Prompt
Take each line that has the word "online" and return it.
— Start Input data —
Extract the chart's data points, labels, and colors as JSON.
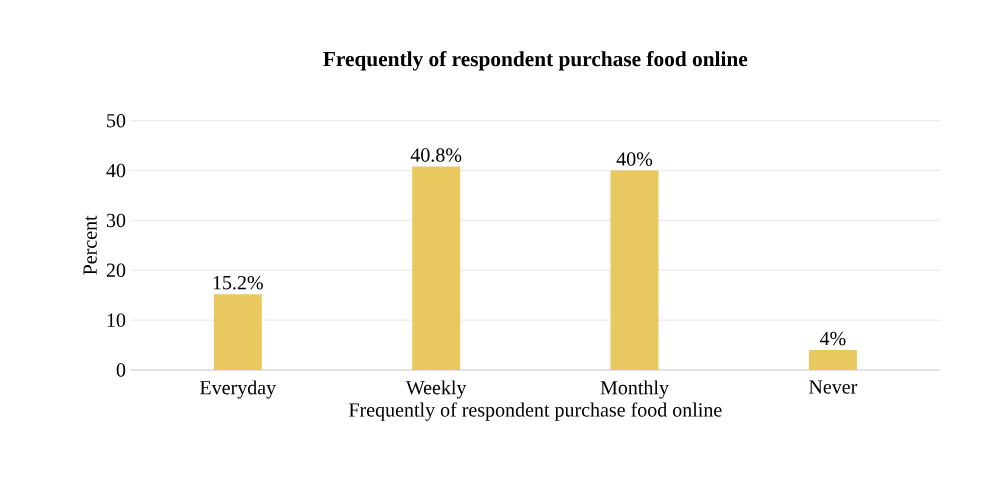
{
  "chart_data": {
    "type": "bar",
    "title": "Frequently of respondent purchase food online",
    "xlabel": "Frequently of respondent purchase food online",
    "ylabel": "Percent",
    "categories": [
      "Everyday",
      "Weekly",
      "Monthly",
      "Never"
    ],
    "values": [
      15.2,
      40.8,
      40,
      4
    ],
    "value_labels": [
      "15.2%",
      "40.8%",
      "40%",
      "4%"
    ],
    "color": "#e9c860",
    "ylim": [
      0,
      50
    ],
    "yticks": [
      0,
      10,
      20,
      30,
      40,
      50
    ],
    "grid": "y"
  }
}
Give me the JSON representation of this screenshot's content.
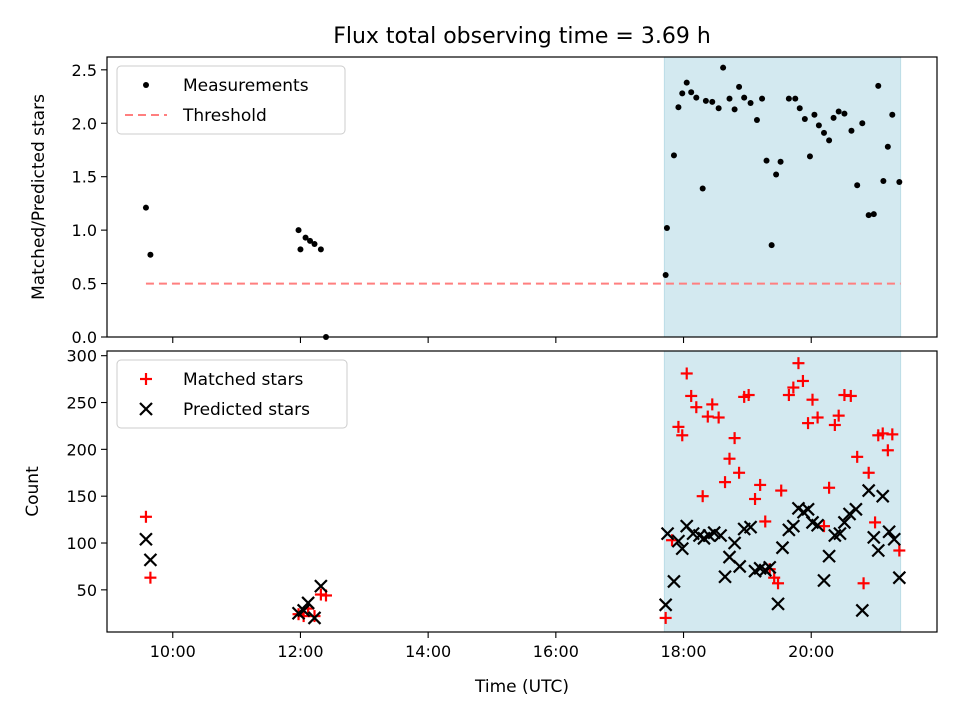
{
  "chart_data": {
    "title": "Flux total observing time = 3.69 h",
    "xlabel": "Time (UTC)",
    "x_ticks": [
      {
        "value": 10.0,
        "label": "10:00"
      },
      {
        "value": 12.0,
        "label": "12:00"
      },
      {
        "value": 14.0,
        "label": "14:00"
      },
      {
        "value": 16.0,
        "label": "16:00"
      },
      {
        "value": 18.0,
        "label": "18:00"
      },
      {
        "value": 20.0,
        "label": "20:00"
      }
    ],
    "xlim": [
      8.97,
      21.97
    ],
    "highlight_span": {
      "x": [
        17.7,
        21.4
      ],
      "color": "#d3e9f0"
    },
    "panels": [
      {
        "type": "scatter",
        "ylabel": "Matched/Predicted stars",
        "ylim": [
          0,
          2.62
        ],
        "y_ticks": [
          {
            "value": 0.0,
            "label": "0.0"
          },
          {
            "value": 0.5,
            "label": "0.5"
          },
          {
            "value": 1.0,
            "label": "1.0"
          },
          {
            "value": 1.5,
            "label": "1.5"
          },
          {
            "value": 2.0,
            "label": "2.0"
          },
          {
            "value": 2.5,
            "label": "2.5"
          }
        ],
        "legend": {
          "position": "top-left",
          "entries": [
            {
              "label": "Measurements",
              "marker": "dot",
              "color": "#000000"
            },
            {
              "label": "Threshold",
              "marker": "dashed-line",
              "color": "#ff7f7f"
            }
          ]
        },
        "threshold": {
          "value": 0.5,
          "x": [
            9.58,
            21.4
          ],
          "color": "#ff7f7f"
        },
        "series": [
          {
            "name": "Measurements",
            "color": "#000000",
            "points": [
              [
                9.58,
                1.21
              ],
              [
                9.65,
                0.77
              ],
              [
                11.97,
                1.0
              ],
              [
                12.0,
                0.82
              ],
              [
                12.08,
                0.93
              ],
              [
                12.15,
                0.9
              ],
              [
                12.22,
                0.87
              ],
              [
                12.32,
                0.82
              ],
              [
                12.4,
                0.0
              ],
              [
                17.72,
                0.58
              ],
              [
                17.74,
                1.02
              ],
              [
                17.85,
                1.7
              ],
              [
                17.92,
                2.15
              ],
              [
                17.98,
                2.28
              ],
              [
                18.05,
                2.38
              ],
              [
                18.12,
                2.29
              ],
              [
                18.2,
                2.24
              ],
              [
                18.3,
                1.39
              ],
              [
                18.35,
                2.21
              ],
              [
                18.45,
                2.2
              ],
              [
                18.55,
                2.14
              ],
              [
                18.62,
                2.52
              ],
              [
                18.72,
                2.23
              ],
              [
                18.8,
                2.13
              ],
              [
                18.87,
                2.34
              ],
              [
                18.95,
                2.24
              ],
              [
                19.05,
                2.19
              ],
              [
                19.15,
                2.03
              ],
              [
                19.23,
                2.23
              ],
              [
                19.3,
                1.65
              ],
              [
                19.38,
                0.86
              ],
              [
                19.45,
                1.52
              ],
              [
                19.52,
                1.64
              ],
              [
                19.65,
                2.23
              ],
              [
                19.75,
                2.23
              ],
              [
                19.82,
                2.14
              ],
              [
                19.9,
                2.04
              ],
              [
                19.98,
                1.69
              ],
              [
                20.05,
                2.08
              ],
              [
                20.12,
                1.98
              ],
              [
                20.2,
                1.91
              ],
              [
                20.28,
                1.84
              ],
              [
                20.35,
                2.05
              ],
              [
                20.43,
                2.11
              ],
              [
                20.52,
                2.09
              ],
              [
                20.63,
                1.93
              ],
              [
                20.72,
                1.42
              ],
              [
                20.8,
                2.0
              ],
              [
                20.9,
                1.14
              ],
              [
                20.98,
                1.15
              ],
              [
                21.05,
                2.35
              ],
              [
                21.13,
                1.46
              ],
              [
                21.2,
                1.78
              ],
              [
                21.27,
                2.08
              ],
              [
                21.38,
                1.45
              ]
            ]
          }
        ]
      },
      {
        "type": "scatter",
        "ylabel": "Count",
        "ylim": [
          5,
          305
        ],
        "y_ticks": [
          {
            "value": 50,
            "label": "50"
          },
          {
            "value": 100,
            "label": "100"
          },
          {
            "value": 150,
            "label": "150"
          },
          {
            "value": 200,
            "label": "200"
          },
          {
            "value": 250,
            "label": "250"
          },
          {
            "value": 300,
            "label": "300"
          }
        ],
        "legend": {
          "position": "top-left",
          "entries": [
            {
              "label": "Matched stars",
              "marker": "plus",
              "color": "#ff0000"
            },
            {
              "label": "Predicted stars",
              "marker": "x",
              "color": "#000000"
            }
          ]
        },
        "series": [
          {
            "name": "Matched stars",
            "marker": "plus",
            "color": "#ff0000",
            "points": [
              [
                9.58,
                128
              ],
              [
                9.65,
                63
              ],
              [
                11.97,
                24
              ],
              [
                12.05,
                22
              ],
              [
                12.12,
                30
              ],
              [
                12.22,
                22
              ],
              [
                12.32,
                45
              ],
              [
                12.4,
                44
              ],
              [
                17.72,
                20
              ],
              [
                17.82,
                103
              ],
              [
                17.92,
                224
              ],
              [
                17.98,
                215
              ],
              [
                18.05,
                281
              ],
              [
                18.12,
                257
              ],
              [
                18.2,
                245
              ],
              [
                18.3,
                150
              ],
              [
                18.38,
                235
              ],
              [
                18.45,
                248
              ],
              [
                18.55,
                234
              ],
              [
                18.65,
                165
              ],
              [
                18.72,
                190
              ],
              [
                18.8,
                212
              ],
              [
                18.87,
                175
              ],
              [
                18.95,
                256
              ],
              [
                19.02,
                258
              ],
              [
                19.12,
                147
              ],
              [
                19.2,
                162
              ],
              [
                19.28,
                123
              ],
              [
                19.35,
                72
              ],
              [
                19.42,
                63
              ],
              [
                19.48,
                57
              ],
              [
                19.53,
                156
              ],
              [
                19.65,
                258
              ],
              [
                19.72,
                266
              ],
              [
                19.8,
                292
              ],
              [
                19.87,
                273
              ],
              [
                19.95,
                228
              ],
              [
                20.02,
                253
              ],
              [
                20.1,
                234
              ],
              [
                20.2,
                118
              ],
              [
                20.28,
                159
              ],
              [
                20.37,
                226
              ],
              [
                20.43,
                236
              ],
              [
                20.52,
                258
              ],
              [
                20.62,
                257
              ],
              [
                20.72,
                192
              ],
              [
                20.82,
                57
              ],
              [
                20.9,
                175
              ],
              [
                21.0,
                122
              ],
              [
                21.05,
                215
              ],
              [
                21.12,
                217
              ],
              [
                21.2,
                199
              ],
              [
                21.27,
                216
              ],
              [
                21.38,
                92
              ]
            ]
          },
          {
            "name": "Predicted stars",
            "marker": "x",
            "color": "#000000",
            "points": [
              [
                9.58,
                104
              ],
              [
                9.65,
                82
              ],
              [
                11.97,
                25
              ],
              [
                12.05,
                28
              ],
              [
                12.12,
                36
              ],
              [
                12.22,
                20
              ],
              [
                12.32,
                54
              ],
              [
                17.72,
                34
              ],
              [
                17.75,
                110
              ],
              [
                17.85,
                59
              ],
              [
                17.92,
                102
              ],
              [
                17.98,
                94
              ],
              [
                18.05,
                118
              ],
              [
                18.15,
                110
              ],
              [
                18.25,
                108
              ],
              [
                18.32,
                105
              ],
              [
                18.4,
                108
              ],
              [
                18.48,
                111
              ],
              [
                18.58,
                108
              ],
              [
                18.65,
                64
              ],
              [
                18.72,
                85
              ],
              [
                18.8,
                100
              ],
              [
                18.88,
                75
              ],
              [
                18.95,
                115
              ],
              [
                19.05,
                117
              ],
              [
                19.12,
                70
              ],
              [
                19.2,
                73
              ],
              [
                19.28,
                71
              ],
              [
                19.35,
                74
              ],
              [
                19.48,
                35
              ],
              [
                19.55,
                95
              ],
              [
                19.65,
                114
              ],
              [
                19.72,
                118
              ],
              [
                19.8,
                137
              ],
              [
                19.88,
                133
              ],
              [
                19.95,
                136
              ],
              [
                20.02,
                122
              ],
              [
                20.1,
                119
              ],
              [
                20.2,
                60
              ],
              [
                20.28,
                86
              ],
              [
                20.37,
                108
              ],
              [
                20.45,
                110
              ],
              [
                20.52,
                122
              ],
              [
                20.6,
                131
              ],
              [
                20.7,
                136
              ],
              [
                20.8,
                28
              ],
              [
                20.9,
                156
              ],
              [
                20.98,
                106
              ],
              [
                21.05,
                92
              ],
              [
                21.12,
                150
              ],
              [
                21.22,
                112
              ],
              [
                21.3,
                104
              ],
              [
                21.38,
                63
              ]
            ]
          }
        ]
      }
    ]
  }
}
— End Input data —
Output of the task
    "title": "Frequently of respondent purchase food online",
    "xlabel": "Frequently of respondent purchase food online",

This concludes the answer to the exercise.